● **INSTRUCTIONS FOR THE TASK**
Look through the records below, and copy out every line that holds the string "battery".
**** RECORDS FOR PROCESSING ****
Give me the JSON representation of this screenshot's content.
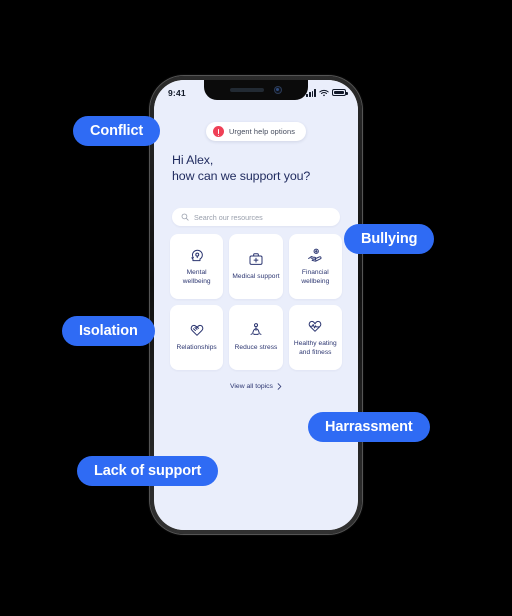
{
  "device": {
    "status_bar": {
      "time": "9:41",
      "signal_icon": "cellular-signal-icon",
      "wifi_icon": "wifi-icon",
      "battery_icon": "battery-full-icon"
    }
  },
  "app": {
    "urgent_banner": {
      "label": "Urgent help options",
      "icon": "alert-exclamation-icon",
      "badge_color": "#ef4056"
    },
    "greeting": {
      "line1": "Hi Alex,",
      "line2": "how can we support you?"
    },
    "search": {
      "placeholder": "Search our resources",
      "value": "",
      "icon": "search-icon"
    },
    "topics": [
      {
        "label": "Mental wellbeing",
        "icon": "head-mind-pin-icon"
      },
      {
        "label": "Medical support",
        "icon": "medical-kit-icon"
      },
      {
        "label": "Financial wellbeing",
        "icon": "hand-coin-icon"
      },
      {
        "label": "Relationships",
        "icon": "heart-handshake-icon"
      },
      {
        "label": "Reduce stress",
        "icon": "meditation-person-icon"
      },
      {
        "label": "Healthy eating and fitness",
        "icon": "heart-pulse-icon"
      }
    ],
    "view_all": {
      "label": "View all topics",
      "icon": "chevron-right-icon"
    },
    "colors": {
      "screen_background": "#eaeefb",
      "card_background": "#ffffff",
      "text_primary": "#2b3570",
      "accent_blue": "#2f6bf4"
    }
  },
  "tags": [
    {
      "label": "Conflict"
    },
    {
      "label": "Bullying"
    },
    {
      "label": "Isolation"
    },
    {
      "label": "Harrassment"
    },
    {
      "label": "Lack of support"
    }
  ]
}
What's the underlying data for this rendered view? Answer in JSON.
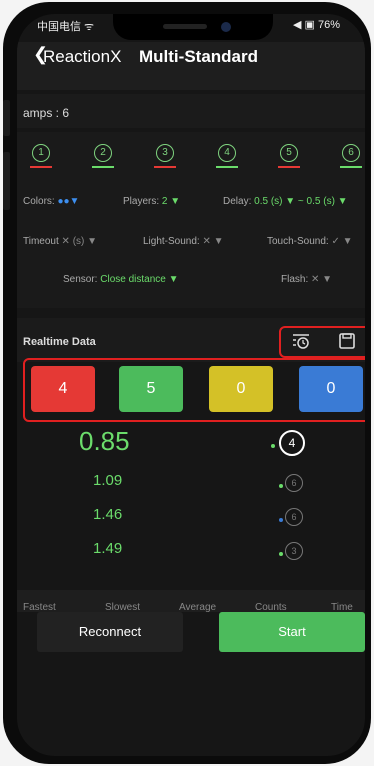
{
  "status_bar": {
    "carrier": "中国电信 ᯤ",
    "battery": "◀ ▣ 76%"
  },
  "header": {
    "back_symbol": "❮",
    "app_name": "ReactionX",
    "title": "Multi-Standard"
  },
  "lamps": {
    "label": "amps : 6",
    "items": [
      {
        "num": "1",
        "bar_color": "#e53935"
      },
      {
        "num": "2",
        "bar_color": "#6bdc6b"
      },
      {
        "num": "3",
        "bar_color": "#e53935"
      },
      {
        "num": "4",
        "bar_color": "#6bdc6b"
      },
      {
        "num": "5",
        "bar_color": "#e53935"
      },
      {
        "num": "6",
        "bar_color": "#6bdc6b"
      }
    ]
  },
  "options": {
    "colors_label": "Colors:",
    "colors_value": "●●▼",
    "players_label": "Players:",
    "players_value": "2 ▼",
    "delay_label": "Delay:",
    "delay_value": "0.5 (s) ▼ ~ 0.5 (s) ▼",
    "timeout_label": "Timeout",
    "timeout_value": "✕ (s) ▼",
    "light_sound_label": "Light-Sound:",
    "light_sound_value": "✕ ▼",
    "touch_sound_label": "Touch-Sound:",
    "touch_sound_value": "✓ ▼",
    "sensor_label": "Sensor:",
    "sensor_value": "Close distance ▼",
    "flash_label": "Flash:",
    "flash_value": "✕ ▼"
  },
  "realtime": {
    "label": "Realtime Data",
    "icons": [
      "history-icon",
      "save-icon"
    ]
  },
  "scores": [
    {
      "value": "4",
      "color": "#e53935"
    },
    {
      "value": "5",
      "color": "#4cbb5c"
    },
    {
      "value": "0",
      "color": "#d4c127"
    },
    {
      "value": "0",
      "color": "#3a7bd5"
    }
  ],
  "times": {
    "main": "0.85",
    "main_lamp": "4",
    "list": [
      {
        "value": "1.09",
        "lamp": "6",
        "dot": "#6bdc6b"
      },
      {
        "value": "1.46",
        "lamp": "6",
        "dot": "#3a7bd5"
      },
      {
        "value": "1.49",
        "lamp": "3",
        "dot": "#6bdc6b"
      }
    ]
  },
  "stats": [
    "Fastest",
    "Slowest",
    "Average",
    "Counts",
    "Time"
  ],
  "buttons": {
    "reconnect": "Reconnect",
    "start": "Start"
  }
}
****
● **CORRECT ANSWER**
      "battery_icon": "battery-full-icon"
    "battery": "◀ ▣ 76%"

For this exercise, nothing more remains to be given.